>>>

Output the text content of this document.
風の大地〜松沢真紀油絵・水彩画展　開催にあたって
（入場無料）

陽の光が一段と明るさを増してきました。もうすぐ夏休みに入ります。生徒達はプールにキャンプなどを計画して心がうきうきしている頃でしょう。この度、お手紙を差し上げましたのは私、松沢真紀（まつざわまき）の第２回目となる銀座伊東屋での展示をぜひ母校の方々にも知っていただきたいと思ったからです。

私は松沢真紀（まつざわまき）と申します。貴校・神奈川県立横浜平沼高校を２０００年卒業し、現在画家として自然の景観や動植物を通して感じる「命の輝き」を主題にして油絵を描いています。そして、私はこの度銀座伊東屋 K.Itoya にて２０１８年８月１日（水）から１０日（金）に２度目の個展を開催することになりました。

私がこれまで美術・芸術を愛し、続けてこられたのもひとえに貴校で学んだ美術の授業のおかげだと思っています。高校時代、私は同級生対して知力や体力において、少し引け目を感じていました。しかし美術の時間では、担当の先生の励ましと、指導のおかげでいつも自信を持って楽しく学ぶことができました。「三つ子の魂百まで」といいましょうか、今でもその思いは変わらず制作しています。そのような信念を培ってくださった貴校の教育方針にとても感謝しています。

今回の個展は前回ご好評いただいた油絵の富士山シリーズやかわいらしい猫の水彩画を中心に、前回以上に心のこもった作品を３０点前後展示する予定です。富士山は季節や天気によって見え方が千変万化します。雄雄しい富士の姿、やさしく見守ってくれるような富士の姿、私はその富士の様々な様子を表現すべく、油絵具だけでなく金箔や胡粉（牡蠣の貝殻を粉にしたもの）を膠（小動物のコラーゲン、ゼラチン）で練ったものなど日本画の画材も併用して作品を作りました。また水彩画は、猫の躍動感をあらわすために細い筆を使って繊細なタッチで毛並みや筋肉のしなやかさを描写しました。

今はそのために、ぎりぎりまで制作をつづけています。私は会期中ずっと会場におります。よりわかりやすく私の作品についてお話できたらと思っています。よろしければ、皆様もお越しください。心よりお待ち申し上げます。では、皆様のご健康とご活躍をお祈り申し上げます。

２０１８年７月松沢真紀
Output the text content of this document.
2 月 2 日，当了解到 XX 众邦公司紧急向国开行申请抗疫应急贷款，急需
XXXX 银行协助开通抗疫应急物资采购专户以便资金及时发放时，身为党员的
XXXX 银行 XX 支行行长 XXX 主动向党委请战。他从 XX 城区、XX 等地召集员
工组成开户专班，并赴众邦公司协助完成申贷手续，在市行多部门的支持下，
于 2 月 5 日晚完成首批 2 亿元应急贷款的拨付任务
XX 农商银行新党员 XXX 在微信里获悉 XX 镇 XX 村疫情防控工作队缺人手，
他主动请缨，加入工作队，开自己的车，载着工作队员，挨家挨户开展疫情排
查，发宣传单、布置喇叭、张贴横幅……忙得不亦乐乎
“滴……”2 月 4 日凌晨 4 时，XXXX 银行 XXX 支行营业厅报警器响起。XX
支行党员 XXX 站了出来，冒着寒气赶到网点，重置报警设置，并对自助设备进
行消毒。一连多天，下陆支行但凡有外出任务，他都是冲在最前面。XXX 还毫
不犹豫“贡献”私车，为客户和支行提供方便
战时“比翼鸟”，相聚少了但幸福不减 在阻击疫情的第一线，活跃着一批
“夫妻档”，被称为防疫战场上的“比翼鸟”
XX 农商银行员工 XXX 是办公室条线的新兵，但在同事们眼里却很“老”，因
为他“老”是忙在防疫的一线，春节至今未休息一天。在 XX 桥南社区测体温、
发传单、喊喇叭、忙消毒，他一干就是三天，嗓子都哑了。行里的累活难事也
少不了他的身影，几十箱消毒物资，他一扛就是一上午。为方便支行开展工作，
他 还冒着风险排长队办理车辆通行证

<<<

→ Directions for this task: Print every line of the records exactly. Omit nothing.

→ Correct answer:
Output the text content of this document.
風の大地〜松沢真紀油絵・水彩画展　開催にあたって
（入場無料）

陽の光が一段と明るさを増してきました。もうすぐ夏休みに入ります。生徒達はプールにキャンプなどを計画して心がうきうきしている頃でしょう。この度、お手紙を差し上げましたのは私、松沢真紀（まつざわまき）の第２回目となる銀座伊東屋での展示をぜひ母校の方々にも知っていただきたいと思ったからです。

私は松沢真紀（まつざわまき）と申します。貴校・神奈川県立横浜平沼高校を２０００年卒業し、現在画家として自然の景観や動植物を通して感じる「命の輝き」を主題にして油絵を描いています。そして、私はこの度銀座伊東屋 K.Itoya にて２０１８年８月１日（水）から１０日（金）に２度目の個展を開催することになりました。

私がこれまで美術・芸術を愛し、続けてこられたのもひとえに貴校で学んだ美術の授業のおかげだと思っています。高校時代、私は同級生対して知力や体力において、少し引け目を感じていました。しかし美術の時間では、担当の先生の励ましと、指導のおかげでいつも自信を持って楽しく学ぶことができました。「三つ子の魂百まで」といいましょうか、今でもその思いは変わらず制作しています。そのような信念を培ってくださった貴校の教育方針にとても感謝しています。

今回の個展は前回ご好評いただいた油絵の富士山シリーズやかわいらしい猫の水彩画を中心に、前回以上に心のこもった作品を３０点前後展示する予定です。富士山は季節や天気によって見え方が千変万化します。雄雄しい富士の姿、やさしく見守ってくれるような富士の姿、私はその富士の様々な様子を表現すべく、油絵具だけでなく金箔や胡粉（牡蠣の貝殻を粉にしたもの）を膠（小動物のコラーゲン、ゼラチン）で練ったものなど日本画の画材も併用して作品を作りました。また水彩画は、猫の躍動感をあらわすために細い筆を使って繊細なタッチで毛並みや筋肉のしなやかさを描写しました。

今はそのために、ぎりぎりまで制作をつづけています。私は会期中ずっと会場におります。よりわかりやすく私の作品についてお話できたらと思っています。よろしければ、皆様もお越しください。心よりお待ち申し上げます。では、皆様のご健康とご活躍をお祈り申し上げます。

２０１８年７月松沢真紀
Output the text content of this document.
2 月 2 日，当了解到 XX 众邦公司紧急向国开行申请抗疫应急贷款，急需
XXXX 银行协助开通抗疫应急物资采购专户以便资金及时发放时，身为党员的
XXXX 银行 XX 支行行长 XXX 主动向党委请战。他从 XX 城区、XX 等地召集员
工组成开户专班，并赴众邦公司协助完成申贷手续，在市行多部门的支持下，
于 2 月 5 日晚完成首批 2 亿元应急贷款的拨付任务
XX 农商银行新党员 XXX 在微信里获悉 XX 镇 XX 村疫情防控工作队缺人手，
他主动请缨，加入工作队，开自己的车，载着工作队员，挨家挨户开展疫情排
查，发宣传单、布置喇叭、张贴横幅……忙得不亦乐乎
“滴……”2 月 4 日凌晨 4 时，XXXX 银行 XXX 支行营业厅报警器响起。XX
支行党员 XXX 站了出来，冒着寒气赶到网点，重置报警设置，并对自助设备进
行消毒。一连多天，下陆支行但凡有外出任务，他都是冲在最前面。XXX 还毫
不犹豫“贡献”私车，为客户和支行提供方便
战时“比翼鸟”，相聚少了但幸福不减 在阻击疫情的第一线，活跃着一批
“夫妻档”，被称为防疫战场上的“比翼鸟”
XX 农商银行员工 XXX 是办公室条线的新兵，但在同事们眼里却很“老”，因
为他“老”是忙在防疫的一线，春节至今未休息一天。在 XX 桥南社区测体温、
发传单、喊喇叭、忙消毒，他一干就是三天，嗓子都哑了。行里的累活难事也
少不了他的身影，几十箱消毒物资，他一扛就是一上午。为方便支行开展工作，
他 还冒着风险排长队办理车辆通行证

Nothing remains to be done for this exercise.